◆ SET TASK ◆
Reproduce every item below line for line, with no changes to any character.

◆ DATA SUPPLIED ◆

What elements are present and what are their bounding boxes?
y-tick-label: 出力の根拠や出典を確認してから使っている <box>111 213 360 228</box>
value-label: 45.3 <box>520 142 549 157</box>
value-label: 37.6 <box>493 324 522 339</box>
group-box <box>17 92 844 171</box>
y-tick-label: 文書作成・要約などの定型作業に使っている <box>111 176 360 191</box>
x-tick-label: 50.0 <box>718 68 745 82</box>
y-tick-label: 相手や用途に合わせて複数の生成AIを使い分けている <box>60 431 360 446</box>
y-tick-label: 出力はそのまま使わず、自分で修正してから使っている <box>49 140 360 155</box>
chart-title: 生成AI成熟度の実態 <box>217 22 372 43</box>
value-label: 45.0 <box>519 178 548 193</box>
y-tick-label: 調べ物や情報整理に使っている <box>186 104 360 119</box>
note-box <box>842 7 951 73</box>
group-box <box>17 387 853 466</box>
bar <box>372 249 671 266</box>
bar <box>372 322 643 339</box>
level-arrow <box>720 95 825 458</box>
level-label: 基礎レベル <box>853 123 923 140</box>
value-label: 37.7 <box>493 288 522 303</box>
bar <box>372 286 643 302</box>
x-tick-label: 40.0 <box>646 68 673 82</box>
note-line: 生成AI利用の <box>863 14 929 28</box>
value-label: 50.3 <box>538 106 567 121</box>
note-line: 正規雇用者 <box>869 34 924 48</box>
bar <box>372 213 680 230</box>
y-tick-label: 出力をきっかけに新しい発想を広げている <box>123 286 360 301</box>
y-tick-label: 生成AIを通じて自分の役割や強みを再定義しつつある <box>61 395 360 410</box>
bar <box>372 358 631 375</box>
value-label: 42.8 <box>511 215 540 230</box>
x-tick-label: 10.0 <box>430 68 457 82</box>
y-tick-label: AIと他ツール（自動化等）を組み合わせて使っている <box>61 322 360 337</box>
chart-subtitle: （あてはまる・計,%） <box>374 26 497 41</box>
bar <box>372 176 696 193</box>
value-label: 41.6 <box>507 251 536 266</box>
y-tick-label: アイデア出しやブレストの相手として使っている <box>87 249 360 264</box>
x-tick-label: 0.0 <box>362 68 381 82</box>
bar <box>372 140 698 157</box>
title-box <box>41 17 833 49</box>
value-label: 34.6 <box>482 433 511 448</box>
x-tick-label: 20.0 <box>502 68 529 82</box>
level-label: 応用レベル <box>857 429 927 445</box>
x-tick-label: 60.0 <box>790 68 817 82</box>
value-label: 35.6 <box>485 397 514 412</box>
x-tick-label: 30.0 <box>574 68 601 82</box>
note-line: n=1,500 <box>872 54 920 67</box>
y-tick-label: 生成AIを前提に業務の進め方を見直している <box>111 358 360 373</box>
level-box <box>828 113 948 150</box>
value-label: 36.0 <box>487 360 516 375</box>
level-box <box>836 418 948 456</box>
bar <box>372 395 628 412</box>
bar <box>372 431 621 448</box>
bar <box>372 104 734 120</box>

◆ COMPLETE ANSWER ◆
What elements are present and what are their bounding boxes?
y-tick-label: 出力の根拠や出典を確認してから使っている <box>111 213 360 228</box>
value-label: 45.3 <box>520 142 549 157</box>
value-label: 37.6 <box>493 324 522 339</box>
group-box <box>17 92 844 171</box>
y-tick-label: 文書作成・要約などの定型作業に使っている <box>111 176 360 191</box>
x-tick-label: 50.0 <box>718 68 745 82</box>
y-tick-label: 相手や用途に合わせて複数の生成AIを使い分けている <box>60 431 360 446</box>
y-tick-label: 出力はそのまま使わず、自分で修正してから使っている <box>49 140 360 155</box>
chart-title: 生成AI成熟度の実態 <box>217 22 372 43</box>
value-label: 45.0 <box>519 178 548 193</box>
y-tick-label: 調べ物や情報整理に使っている <box>186 104 360 119</box>
note-box <box>842 7 951 73</box>
group-box <box>17 387 853 466</box>
bar <box>372 249 671 266</box>
bar <box>372 322 643 339</box>
level-arrow <box>720 95 825 458</box>
level-label: 基礎レベル <box>853 123 923 140</box>
value-label: 37.7 <box>493 288 522 303</box>
bar <box>372 286 643 302</box>
x-tick-label: 40.0 <box>646 68 673 82</box>
note-line: 生成AI利用の <box>863 14 929 28</box>
value-label: 50.3 <box>538 106 567 121</box>
note-line: 正規雇用者 <box>869 34 924 48</box>
bar <box>372 213 680 230</box>
y-tick-label: 出力をきっかけに新しい発想を広げている <box>123 286 360 301</box>
y-tick-label: 生成AIを通じて自分の役割や強みを再定義しつつある <box>61 395 360 410</box>
bar <box>372 358 631 375</box>
value-label: 42.8 <box>511 215 540 230</box>
x-tick-label: 10.0 <box>430 68 457 82</box>
y-tick-label: AIと他ツール（自動化等）を組み合わせて使っている <box>61 322 360 337</box>
chart-subtitle: （あてはまる・計,%） <box>374 26 497 41</box>
bar <box>372 176 696 193</box>
value-label: 41.6 <box>507 251 536 266</box>
y-tick-label: アイデア出しやブレストの相手として使っている <box>87 249 360 264</box>
x-tick-label: 0.0 <box>362 68 381 82</box>
bar <box>372 140 698 157</box>
title-box <box>41 17 833 49</box>
value-label: 34.6 <box>482 433 511 448</box>
x-tick-label: 20.0 <box>502 68 529 82</box>
level-label: 応用レベル <box>857 429 927 445</box>
x-tick-label: 60.0 <box>790 68 817 82</box>
value-label: 35.6 <box>485 397 514 412</box>
x-tick-label: 30.0 <box>574 68 601 82</box>
note-line: n=1,500 <box>872 54 920 67</box>
y-tick-label: 生成AIを前提に業務の進め方を見直している <box>111 358 360 373</box>
level-box <box>828 113 948 150</box>
value-label: 36.0 <box>487 360 516 375</box>
level-box <box>836 418 948 456</box>
bar <box>372 395 628 412</box>
bar <box>372 431 621 448</box>
bar <box>372 104 734 120</box>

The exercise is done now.